### The task
Change every "link title" to "page title" in the rows from the line with "- url: www.doughhearth.com: [123, 375, 372, 402]" to the line with "- stat: json-ld: SCHEMA", and return only those lines with nothing else altered.

### Records provided
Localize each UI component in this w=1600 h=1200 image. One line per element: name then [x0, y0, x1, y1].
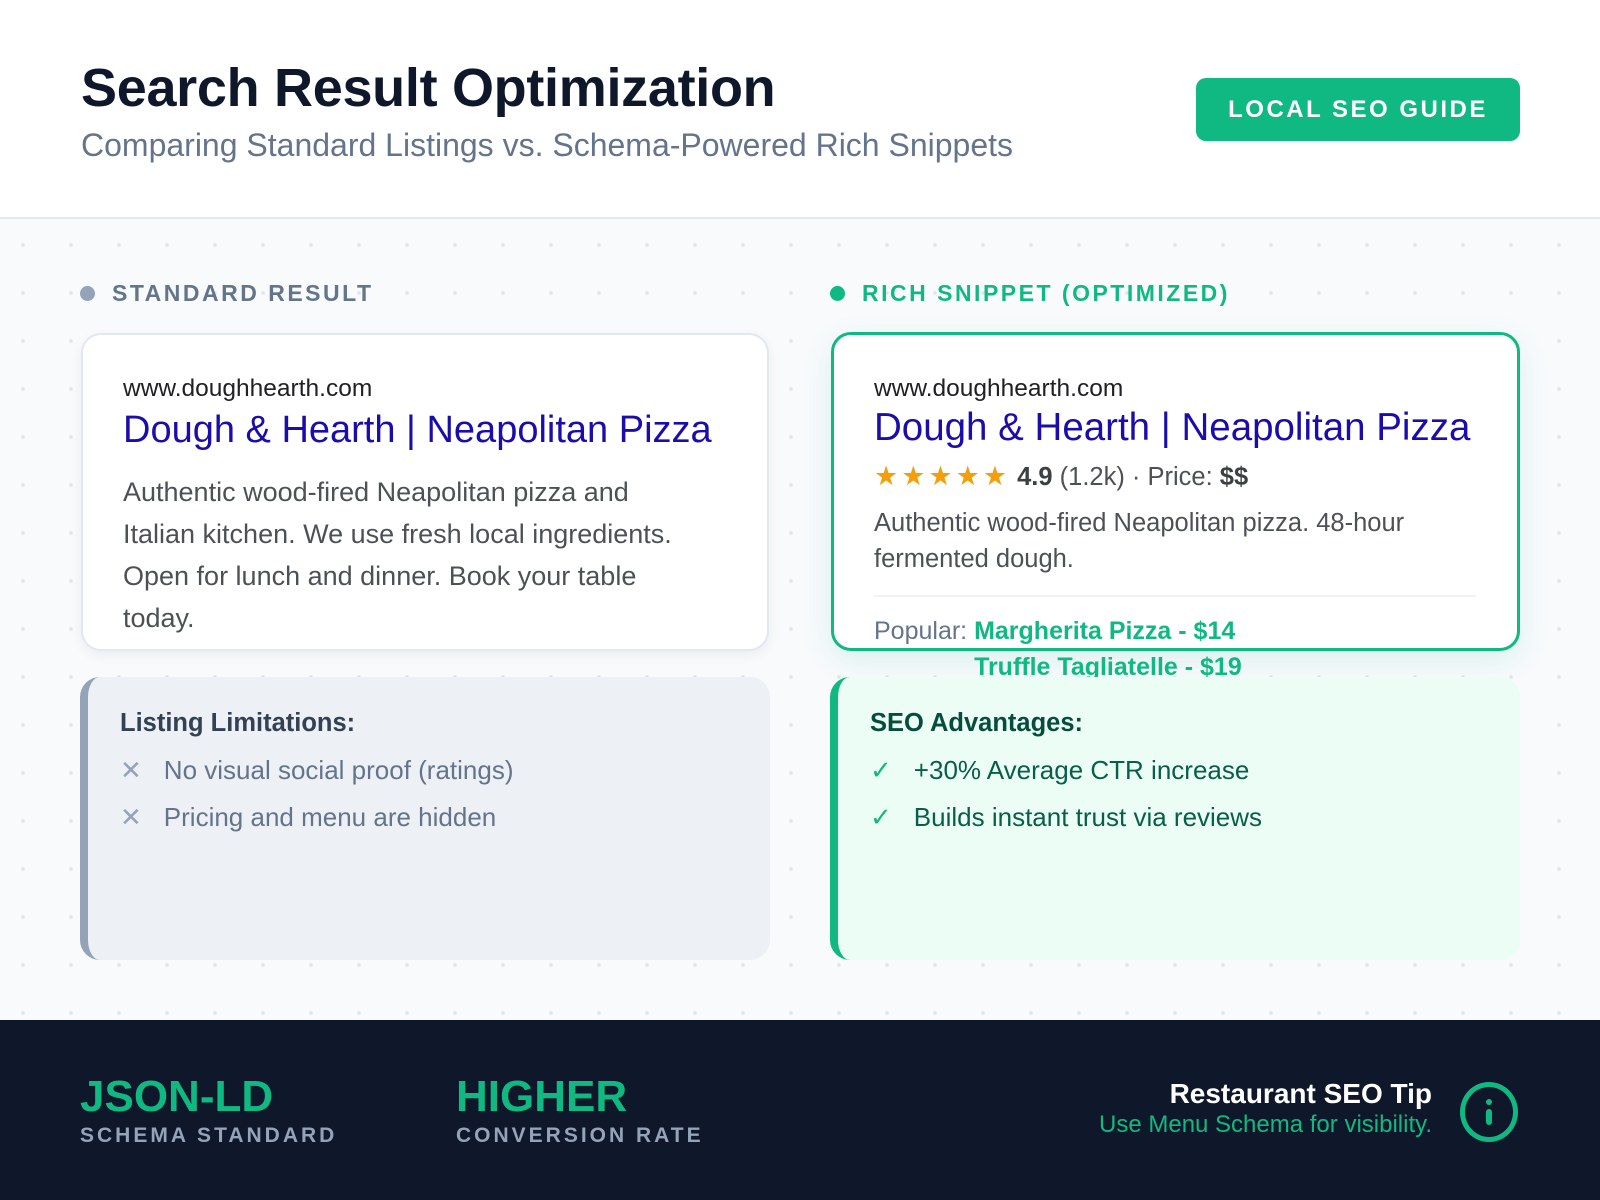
- url: www.doughhearth.com: [123, 375, 372, 402]
- divider + popular items: Margherita Pizza - $14: [974, 617, 1235, 645]
- badge: [1196, 78, 1520, 141]
- item: ✓ Builds instant trust via reviews: [870, 802, 1262, 832]
- panel: rich snippet card: [831, 332, 1520, 651]
- tip text: Restaurant SEO Tip: [1170, 1078, 1432, 1109]
- panel: seo advantages: [830, 677, 1520, 960]
- link title: Dough & Hearth | Neapolitan Pizza: [874, 406, 1470, 449]
- url: www.doughhearth.com: [874, 375, 1123, 402]
- divider + popular items: Popular:: [874, 617, 967, 645]
- stat: higher: [456, 1072, 704, 1147]
- link title: Dough & Hearth | Neapolitan Pizza: [123, 409, 712, 451]
- label: rich snippet: RICH SNIPPET (OPTIMIZED): [862, 280, 1230, 306]
- stat: json-ld: SCHEMA STANDARD: [80, 1124, 337, 1147]
- heading: Listing Limitations:: [120, 709, 355, 737]
- description: Authentic wood-fired Neapolitan pizza and Italian kitchen. We use fresh local ingredients. Open for lunch and dinner. Book your table today.: [123, 477, 672, 633]
- divider + popular items: Truffle Tagliatelle - $19: [974, 653, 1242, 681]
- description: Authentic wood-fired Neapolitan pizza. 48-hour fermented dough.: [874, 509, 1404, 573]
- stat: json-ld: [80, 1072, 337, 1147]
- item: ✕ No visual social proof (ratings): [120, 755, 514, 785]
- label: standard result: STANDARD RESULT: [112, 280, 374, 306]
- title: Search Result Optimization: [81, 58, 775, 118]
- header: [0, 0, 1600, 219]
- panel: standard listing card: [81, 333, 769, 651]
- stat: higher: CONVERSION RATE: [456, 1124, 704, 1147]
- subtitle: Comparing Standard Listings vs. Schema-Powered Rich Snippets: [81, 127, 1013, 163]
- rating row: ★★★★★ 4.9 (1.2k) · Price: $$: [874, 461, 1248, 491]
- badge: LOCAL SEO GUIDE: [1228, 96, 1488, 123]
- footer: [0, 1020, 1600, 1200]
- stat: json-ld: JSON-LD: [80, 1072, 273, 1121]
- item: ✕ Pricing and menu are hidden: [120, 802, 496, 832]
- item: ✓ +30% Average CTR increase: [870, 755, 1249, 785]
- stat: higher: HIGHER: [456, 1072, 627, 1121]
- tip text: Use Menu Schema for visibility.: [1099, 1111, 1432, 1138]
- heading: SEO Advantages:: [870, 709, 1083, 737]
- panel: listing limitations: [80, 677, 770, 960]
- icon: info: [1460, 1082, 1518, 1142]
- tip text: [1099, 1078, 1432, 1138]
- divider + popular items: [874, 595, 1476, 685]
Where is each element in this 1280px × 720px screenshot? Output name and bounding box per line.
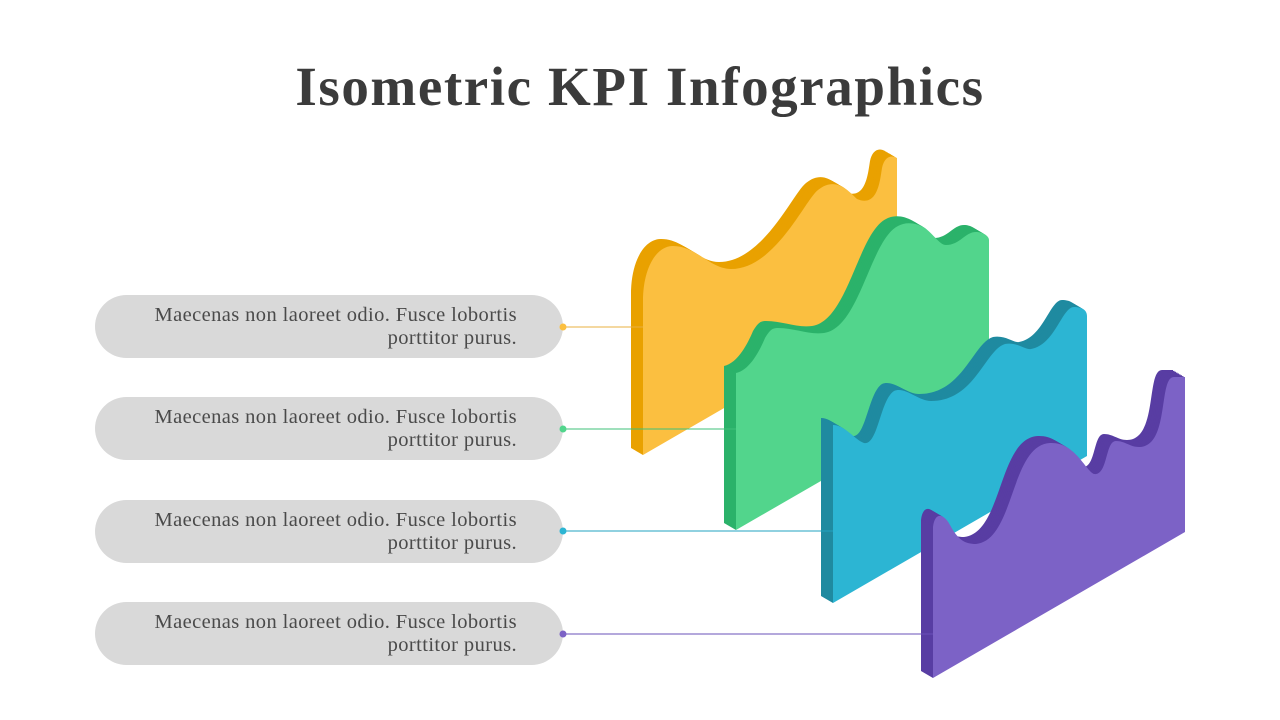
text pill 3 [95, 500, 563, 563]
shape: yellow wave [631, 149, 897, 455]
text pill 4: porttitor purus. [388, 634, 517, 656]
text pill 3: porttitor purus. [388, 532, 517, 554]
text pill 2: porttitor purus. [388, 428, 517, 450]
text pill 1 [95, 295, 563, 358]
text pill 1: Maecenas non laoreet odio. Fusce lobortis [154, 304, 517, 326]
connector 1 [560, 324, 643, 330]
text pill 4: Maecenas non laoreet odio. Fusce lobortis [154, 610, 517, 632]
title: Isometric KPI Infographics [295, 56, 985, 117]
text pill 1: porttitor purus. [388, 326, 517, 348]
shape: green wave [724, 216, 989, 530]
connector 4 [560, 630, 933, 638]
text pill 3: Maecenas non laoreet odio. Fusce lobortis [154, 508, 517, 530]
text pill 4 [95, 602, 563, 665]
connector 3 [560, 528, 833, 534]
shape: blue wave [821, 300, 1087, 603]
shape: purple wave [921, 370, 1185, 678]
connector 2 [560, 426, 736, 432]
text pill 2 [95, 397, 563, 460]
text pill 2: Maecenas non laoreet odio. Fusce lobortis [154, 406, 517, 428]
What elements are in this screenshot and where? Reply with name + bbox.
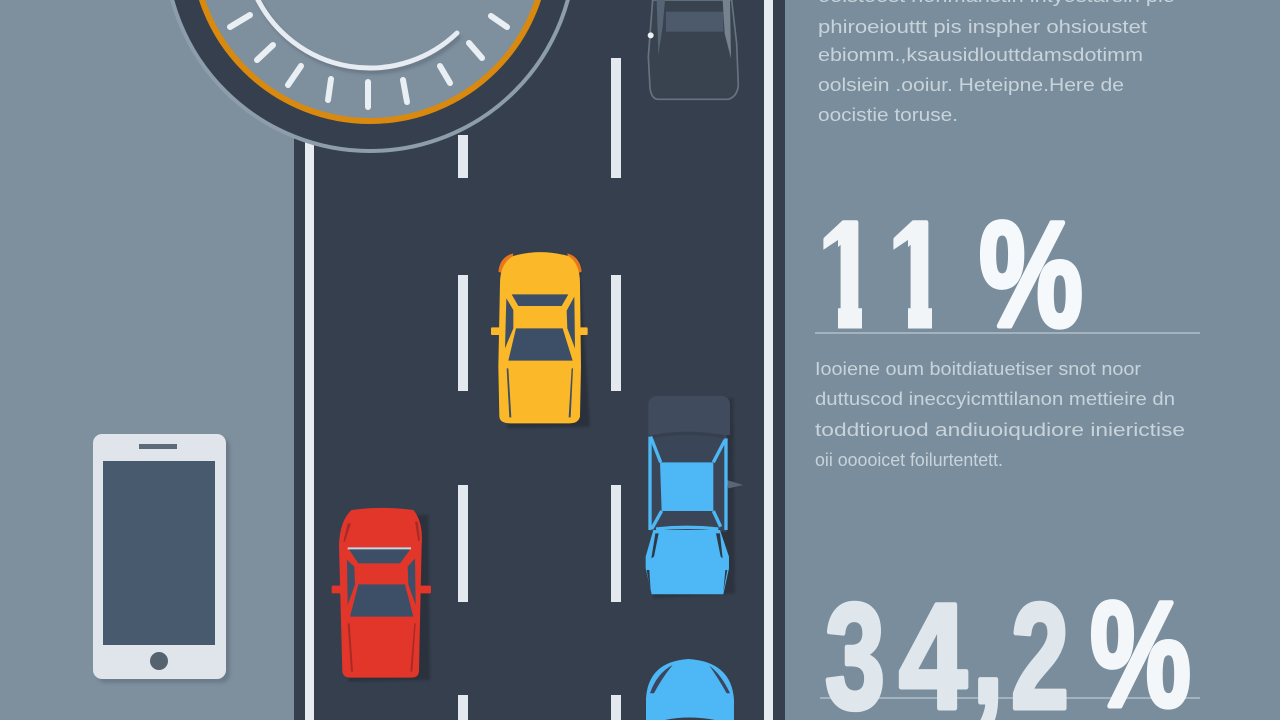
middle text block: oii ooooicet foilurtentett. [815, 450, 1003, 470]
top text block: oolsiein .ooiur. Heteipne.Here de [818, 75, 1124, 95]
statistic: 11 %: 1 [818, 190, 876, 358]
top text block: oocistie toruse. [818, 105, 958, 125]
middle text block [815, 359, 1185, 470]
blue car, bottom [646, 659, 734, 720]
red car [332, 508, 431, 682]
road [294, 0, 785, 720]
statistic: 11 % [823, 219, 1082, 330]
statistic: 11 %: 1 [888, 190, 946, 358]
divider under 11 % [815, 332, 1200, 334]
middle text block: Iooiene oum boitdiatuetiser snot noor [815, 359, 1141, 379]
smartphone icon [93, 434, 230, 683]
gauge needle arc [258, 0, 457, 68]
statistic: 11 %: % [979, 190, 1083, 358]
blue car, middle [646, 396, 743, 598]
yellow car [491, 252, 590, 428]
divider under 34,2 % [820, 697, 1200, 699]
statistic: 34,2 % [825, 566, 1191, 720]
top text block: phiroeiouttt pis inspher ohsioustet [818, 17, 1147, 37]
middle text block: toddtioruod andiuoiqudiore inierictise [815, 420, 1185, 440]
middle text block: duttuscod ineccyicmttilanon mettieire dn [815, 389, 1175, 409]
right panel [785, 0, 1280, 720]
gauge dial [165, 0, 575, 151]
gauge ticks [230, 15, 507, 107]
top text block: ebiomm.,ksausidlouttdamsdotimm [818, 45, 1143, 65]
ghost car at top of road [648, 0, 738, 99]
top text block [818, 0, 1175, 125]
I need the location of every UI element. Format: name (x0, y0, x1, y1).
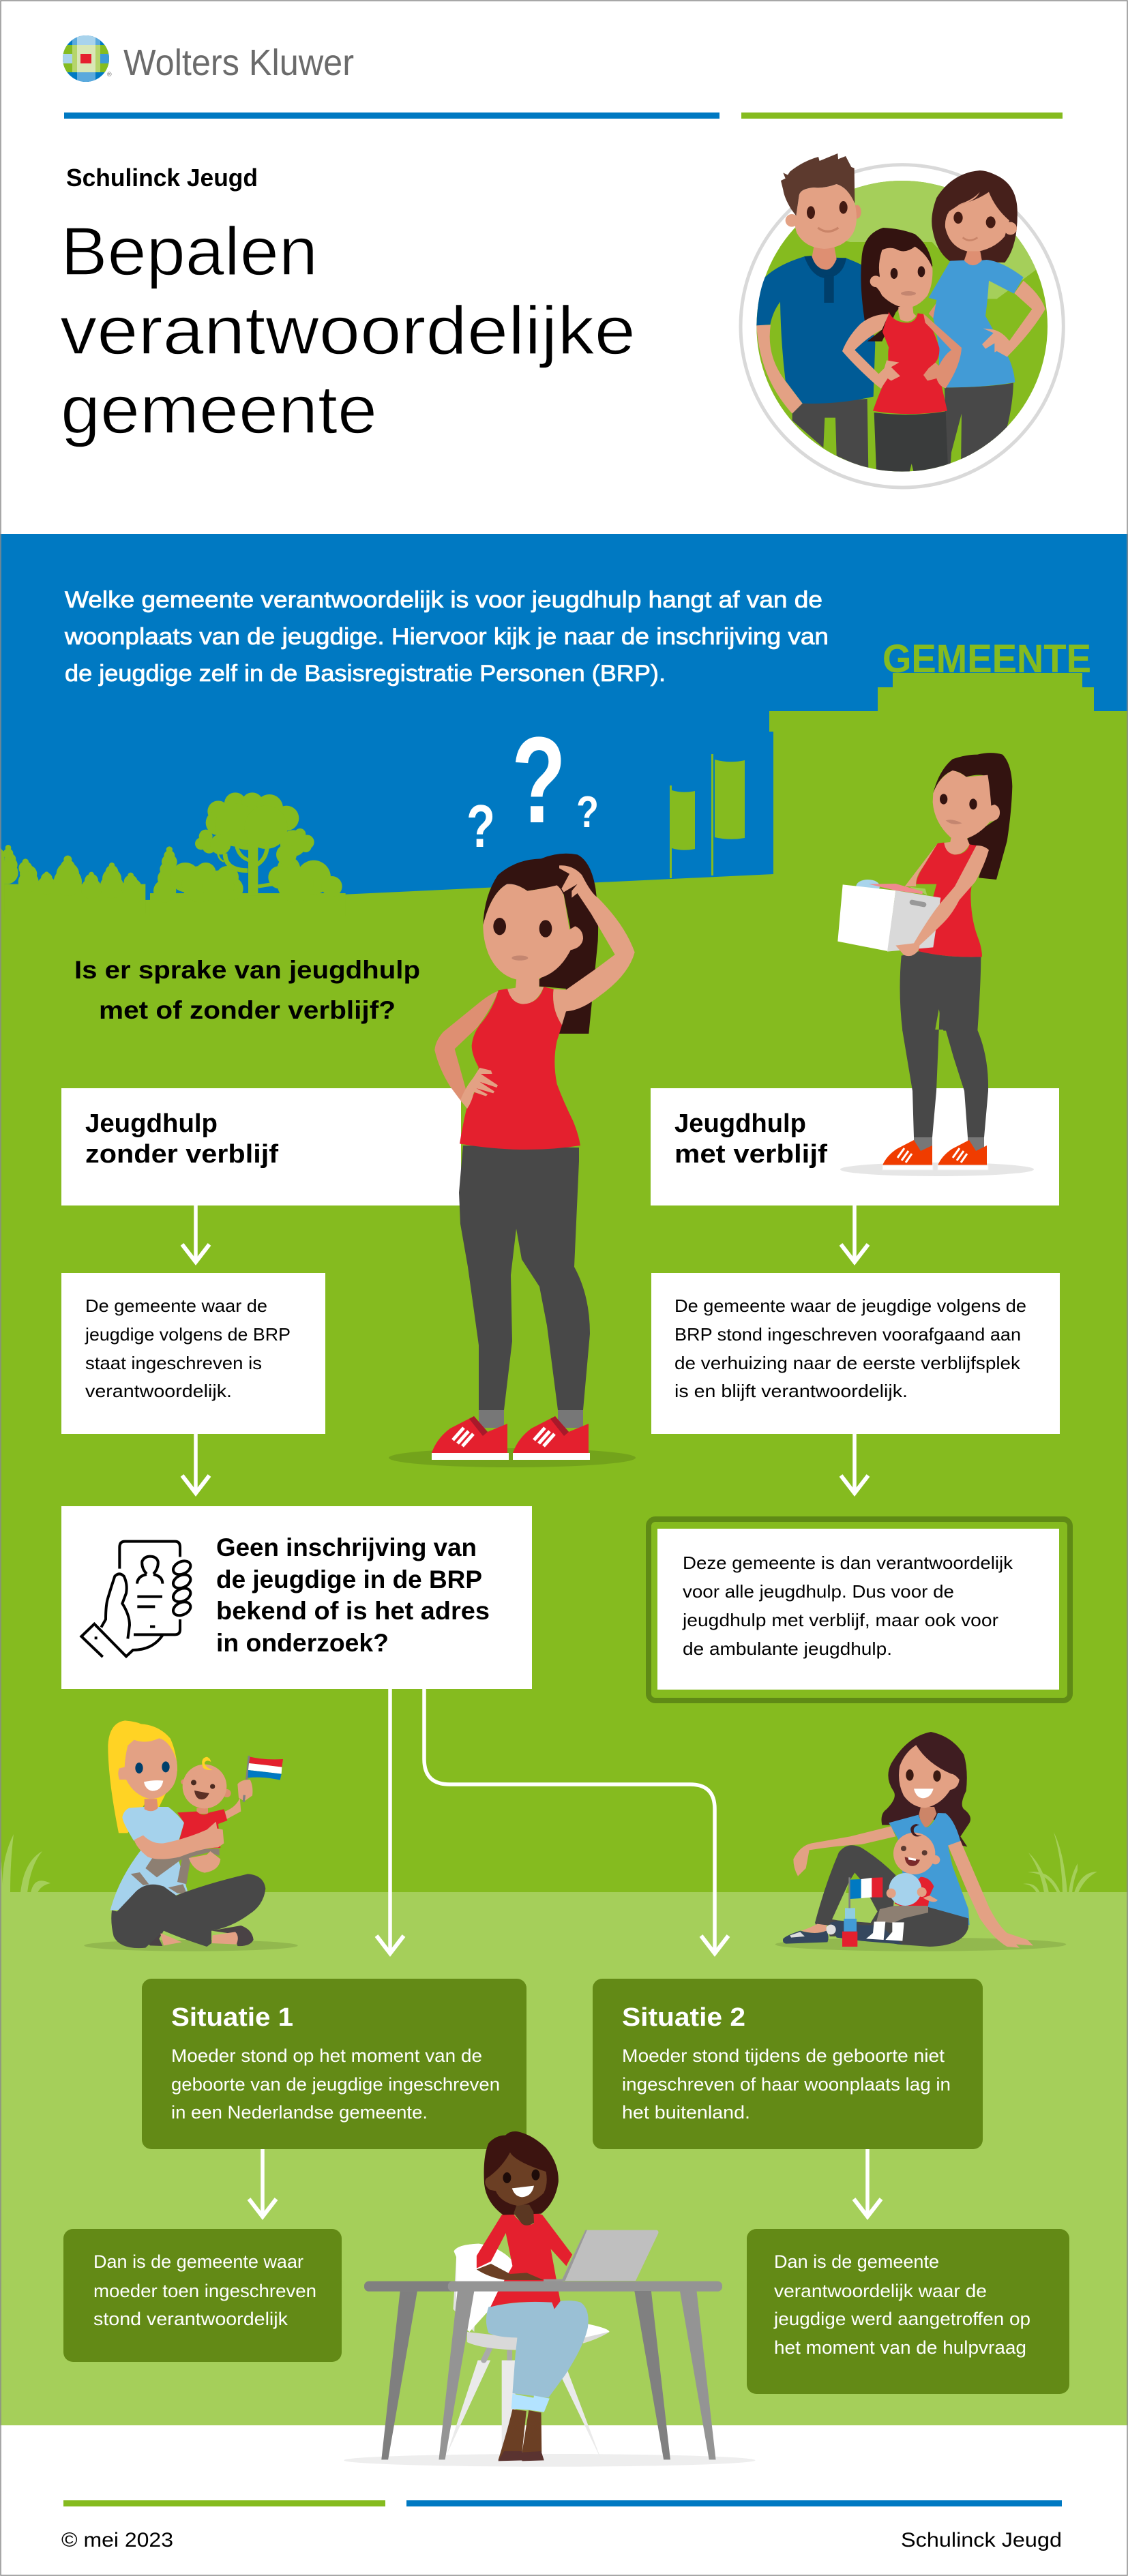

### Correct answer
- url: www.doughhearth.com: [123, 375, 372, 402]
- divider + popular items: Margherita Pizza - $14: [974, 617, 1235, 645]
- badge: [1196, 78, 1520, 141]
- item: ✓ Builds instant trust via reviews: [870, 802, 1262, 832]
- panel: rich snippet card: [831, 332, 1520, 651]
- tip text: Restaurant SEO Tip: [1170, 1078, 1432, 1109]
- panel: seo advantages: [830, 677, 1520, 960]
- page title: Dough & Hearth | Neapolitan Pizza: [874, 406, 1470, 449]
- url: www.doughhearth.com: [874, 375, 1123, 402]
- divider + popular items: Popular:: [874, 617, 967, 645]
- stat: higher: [456, 1072, 704, 1147]
- page title: Dough & Hearth | Neapolitan Pizza: [123, 409, 712, 451]
- label: rich snippet: RICH SNIPPET (OPTIMIZED): [862, 280, 1230, 306]
- stat: json-ld: SCHEMA STANDARD: [80, 1124, 337, 1147]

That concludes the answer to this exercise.